WHAT IS ASKED
Transcribe each line of the records below exactly, excluding any embedded images.

··· AVAILABLE RECORDS ···

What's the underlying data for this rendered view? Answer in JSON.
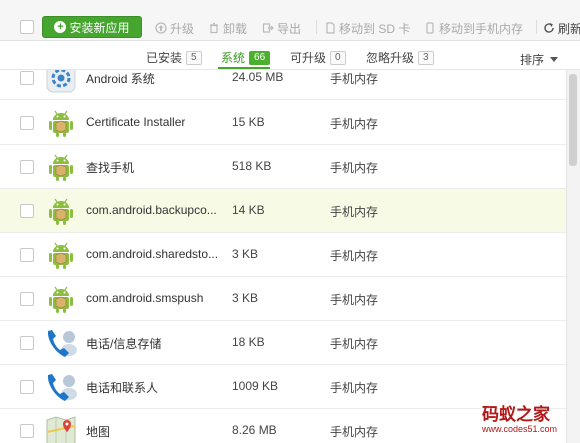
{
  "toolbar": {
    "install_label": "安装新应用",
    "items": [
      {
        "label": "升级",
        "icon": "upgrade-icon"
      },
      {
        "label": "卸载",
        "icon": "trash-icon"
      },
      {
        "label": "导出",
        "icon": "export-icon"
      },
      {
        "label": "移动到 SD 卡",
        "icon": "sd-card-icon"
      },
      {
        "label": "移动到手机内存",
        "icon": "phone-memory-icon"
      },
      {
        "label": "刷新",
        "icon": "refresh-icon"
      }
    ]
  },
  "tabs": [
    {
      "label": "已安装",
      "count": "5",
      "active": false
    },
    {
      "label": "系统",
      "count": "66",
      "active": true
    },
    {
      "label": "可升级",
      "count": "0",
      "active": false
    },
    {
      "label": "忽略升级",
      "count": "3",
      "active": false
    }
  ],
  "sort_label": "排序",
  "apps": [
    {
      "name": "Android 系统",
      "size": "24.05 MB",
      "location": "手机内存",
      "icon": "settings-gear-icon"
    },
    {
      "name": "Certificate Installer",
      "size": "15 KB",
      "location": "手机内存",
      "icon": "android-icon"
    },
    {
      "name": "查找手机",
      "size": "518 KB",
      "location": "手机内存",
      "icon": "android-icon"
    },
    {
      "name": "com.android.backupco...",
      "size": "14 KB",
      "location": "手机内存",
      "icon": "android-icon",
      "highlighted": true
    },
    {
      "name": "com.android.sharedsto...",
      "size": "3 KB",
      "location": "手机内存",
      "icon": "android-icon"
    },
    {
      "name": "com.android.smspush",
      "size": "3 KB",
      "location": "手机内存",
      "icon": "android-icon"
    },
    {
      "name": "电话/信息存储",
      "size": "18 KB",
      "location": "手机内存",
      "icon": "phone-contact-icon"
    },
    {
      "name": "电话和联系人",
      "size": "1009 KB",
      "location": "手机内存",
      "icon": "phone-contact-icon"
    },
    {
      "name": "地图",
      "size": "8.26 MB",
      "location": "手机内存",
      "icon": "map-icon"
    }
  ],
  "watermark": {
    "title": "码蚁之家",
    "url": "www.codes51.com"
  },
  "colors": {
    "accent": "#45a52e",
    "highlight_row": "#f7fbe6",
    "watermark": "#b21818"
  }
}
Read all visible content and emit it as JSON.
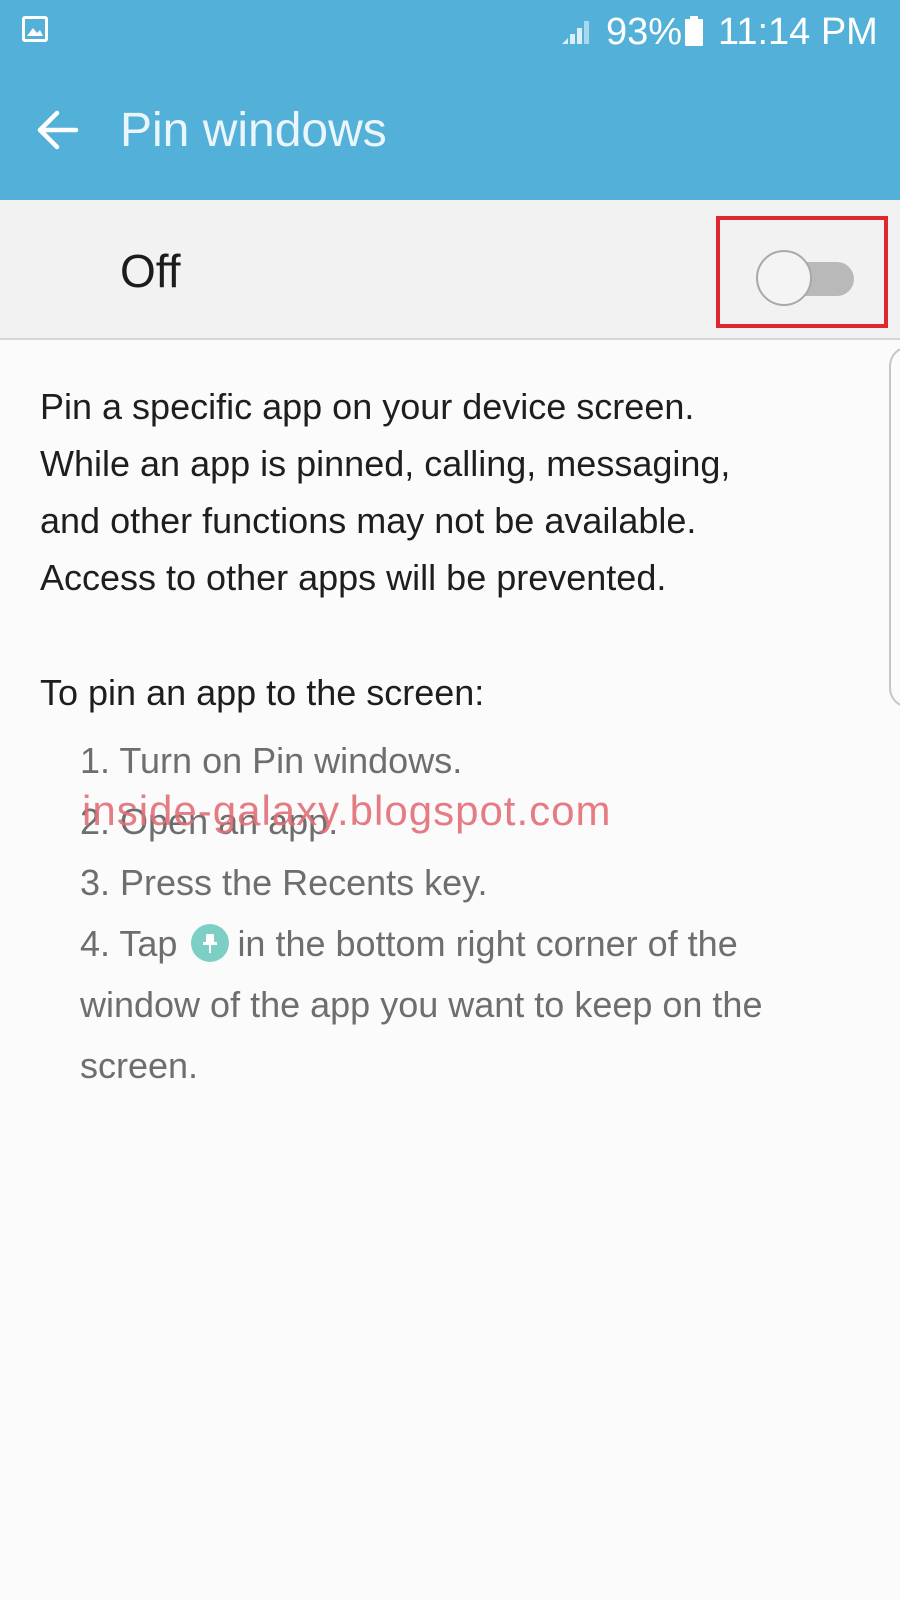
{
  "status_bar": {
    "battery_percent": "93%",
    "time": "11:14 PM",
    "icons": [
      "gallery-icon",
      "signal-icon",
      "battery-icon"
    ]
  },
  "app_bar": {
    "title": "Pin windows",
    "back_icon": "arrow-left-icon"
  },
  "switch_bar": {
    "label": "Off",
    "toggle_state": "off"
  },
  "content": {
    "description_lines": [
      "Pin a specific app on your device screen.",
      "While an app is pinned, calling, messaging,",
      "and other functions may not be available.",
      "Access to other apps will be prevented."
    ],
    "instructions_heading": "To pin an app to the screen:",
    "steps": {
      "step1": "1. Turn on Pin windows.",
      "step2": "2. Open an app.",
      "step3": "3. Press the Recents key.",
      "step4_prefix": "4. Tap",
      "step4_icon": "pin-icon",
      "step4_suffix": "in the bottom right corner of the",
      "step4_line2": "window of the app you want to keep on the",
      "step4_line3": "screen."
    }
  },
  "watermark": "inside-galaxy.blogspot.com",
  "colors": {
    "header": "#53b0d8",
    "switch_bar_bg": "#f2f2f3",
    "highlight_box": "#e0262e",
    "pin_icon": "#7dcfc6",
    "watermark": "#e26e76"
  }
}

···

FINISHED TASK
What's the underlying data for this rendered view? Answer in JSON.
{
  "toolbar": {
    "install_label": "安装新应用",
    "items": [
      {
        "label": "升级",
        "icon": "upgrade-icon"
      },
      {
        "label": "卸载",
        "icon": "trash-icon"
      },
      {
        "label": "导出",
        "icon": "export-icon"
      },
      {
        "label": "移动到 SD 卡",
        "icon": "sd-card-icon"
      },
      {
        "label": "移动到手机内存",
        "icon": "phone-memory-icon"
      },
      {
        "label": "刷新",
        "icon": "refresh-icon"
      }
    ]
  },
  "tabs": [
    {
      "label": "已安装",
      "count": "5",
      "active": false
    },
    {
      "label": "系统",
      "count": "66",
      "active": true
    },
    {
      "label": "可升级",
      "count": "0",
      "active": false
    },
    {
      "label": "忽略升级",
      "count": "3",
      "active": false
    }
  ],
  "sort_label": "排序",
  "apps": [
    {
      "name": "Android 系统",
      "size": "24.05 MB",
      "location": "手机内存",
      "icon": "settings-gear-icon"
    },
    {
      "name": "Certificate Installer",
      "size": "15 KB",
      "location": "手机内存",
      "icon": "android-icon"
    },
    {
      "name": "查找手机",
      "size": "518 KB",
      "location": "手机内存",
      "icon": "android-icon"
    },
    {
      "name": "com.android.backupco...",
      "size": "14 KB",
      "location": "手机内存",
      "icon": "android-icon",
      "highlighted": true
    },
    {
      "name": "com.android.sharedsto...",
      "size": "3 KB",
      "location": "手机内存",
      "icon": "android-icon"
    },
    {
      "name": "com.android.smspush",
      "size": "3 KB",
      "location": "手机内存",
      "icon": "android-icon"
    },
    {
      "name": "电话/信息存储",
      "size": "18 KB",
      "location": "手机内存",
      "icon": "phone-contact-icon"
    },
    {
      "name": "电话和联系人",
      "size": "1009 KB",
      "location": "手机内存",
      "icon": "phone-contact-icon"
    },
    {
      "name": "地图",
      "size": "8.26 MB",
      "location": "手机内存",
      "icon": "map-icon"
    }
  ],
  "watermark": {
    "title": "码蚁之家",
    "url": "www.codes51.com"
  },
  "colors": {
    "accent": "#45a52e",
    "highlight_row": "#f7fbe6",
    "watermark": "#b21818"
  }
}
Read all visible content and emit it as JSON.
{
  "status_bar": {
    "battery_percent": "93%",
    "time": "11:14 PM",
    "icons": [
      "gallery-icon",
      "signal-icon",
      "battery-icon"
    ]
  },
  "app_bar": {
    "title": "Pin windows",
    "back_icon": "arrow-left-icon"
  },
  "switch_bar": {
    "label": "Off",
    "toggle_state": "off"
  },
  "content": {
    "description_lines": [
      "Pin a specific app on your device screen.",
      "While an app is pinned, calling, messaging,",
      "and other functions may not be available.",
      "Access to other apps will be prevented."
    ],
    "instructions_heading": "To pin an app to the screen:",
    "steps": {
      "step1": "1. Turn on Pin windows.",
      "step2": "2. Open an app.",
      "step3": "3. Press the Recents key.",
      "step4_prefix": "4. Tap",
      "step4_icon": "pin-icon",
      "step4_suffix": "in the bottom right corner of the",
      "step4_line2": "window of the app you want to keep on the",
      "step4_line3": "screen."
    }
  },
  "watermark": "inside-galaxy.blogspot.com",
  "colors": {
    "header": "#53b0d8",
    "switch_bar_bg": "#f2f2f3",
    "highlight_box": "#e0262e",
    "pin_icon": "#7dcfc6",
    "watermark": "#e26e76"
  }
}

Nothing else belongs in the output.